**Your instructions**
Restate, word for word, all of the material shown below.

begin Data provided

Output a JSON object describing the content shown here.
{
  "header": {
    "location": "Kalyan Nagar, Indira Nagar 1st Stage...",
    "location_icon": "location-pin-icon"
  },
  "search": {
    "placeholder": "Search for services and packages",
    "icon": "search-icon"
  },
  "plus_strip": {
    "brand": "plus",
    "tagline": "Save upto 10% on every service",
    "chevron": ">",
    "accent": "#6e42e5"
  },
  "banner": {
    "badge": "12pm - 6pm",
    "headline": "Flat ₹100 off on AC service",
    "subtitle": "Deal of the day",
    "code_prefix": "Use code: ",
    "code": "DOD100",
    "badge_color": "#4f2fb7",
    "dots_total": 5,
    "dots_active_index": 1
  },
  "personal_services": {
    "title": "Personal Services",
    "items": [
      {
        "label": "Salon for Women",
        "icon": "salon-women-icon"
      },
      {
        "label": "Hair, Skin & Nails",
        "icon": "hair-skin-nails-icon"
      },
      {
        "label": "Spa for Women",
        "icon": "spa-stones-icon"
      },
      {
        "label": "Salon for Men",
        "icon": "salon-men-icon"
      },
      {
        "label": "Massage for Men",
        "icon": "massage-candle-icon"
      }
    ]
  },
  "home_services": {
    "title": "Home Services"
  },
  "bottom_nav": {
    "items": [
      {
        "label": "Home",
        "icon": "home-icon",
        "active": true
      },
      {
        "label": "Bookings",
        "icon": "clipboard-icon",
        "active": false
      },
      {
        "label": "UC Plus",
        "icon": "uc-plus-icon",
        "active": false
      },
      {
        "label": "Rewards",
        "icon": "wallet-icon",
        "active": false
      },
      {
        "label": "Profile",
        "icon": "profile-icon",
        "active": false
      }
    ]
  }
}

end Data provided

**Written reply**
Output a JSON object describing the content shown here.
{
  "header": {
    "location": "Kalyan Nagar, Indira Nagar 1st Stage...",
    "location_icon": "location-pin-icon"
  },
  "search": {
    "placeholder": "Search for services and packages",
    "icon": "search-icon"
  },
  "plus_strip": {
    "brand": "plus",
    "tagline": "Save upto 10% on every service",
    "chevron": ">",
    "accent": "#6e42e5"
  },
  "banner": {
    "badge": "12pm - 6pm",
    "headline": "Flat ₹100 off on AC service",
    "subtitle": "Deal of the day",
    "code_prefix": "Use code: ",
    "code": "DOD100",
    "badge_color": "#4f2fb7",
    "dots_total": 5,
    "dots_active_index": 1
  },
  "personal_services": {
    "title": "Personal Services",
    "items": [
      {
        "label": "Salon for Women",
        "icon": "salon-women-icon"
      },
      {
        "label": "Hair, Skin & Nails",
        "icon": "hair-skin-nails-icon"
      },
      {
        "label": "Spa for Women",
        "icon": "spa-stones-icon"
      },
      {
        "label": "Salon for Men",
        "icon": "salon-men-icon"
      },
      {
        "label": "Massage for Men",
        "icon": "massage-candle-icon"
      }
    ]
  },
  "home_services": {
    "title": "Home Services"
  },
  "bottom_nav": {
    "items": [
      {
        "label": "Home",
        "icon": "home-icon",
        "active": true
      },
      {
        "label": "Bookings",
        "icon": "clipboard-icon",
        "active": false
      },
      {
        "label": "UC Plus",
        "icon": "uc-plus-icon",
        "active": false
      },
      {
        "label": "Rewards",
        "icon": "wallet-icon",
        "active": false
      },
      {
        "label": "Profile",
        "icon": "profile-icon",
        "active": false
      }
    ]
  }
}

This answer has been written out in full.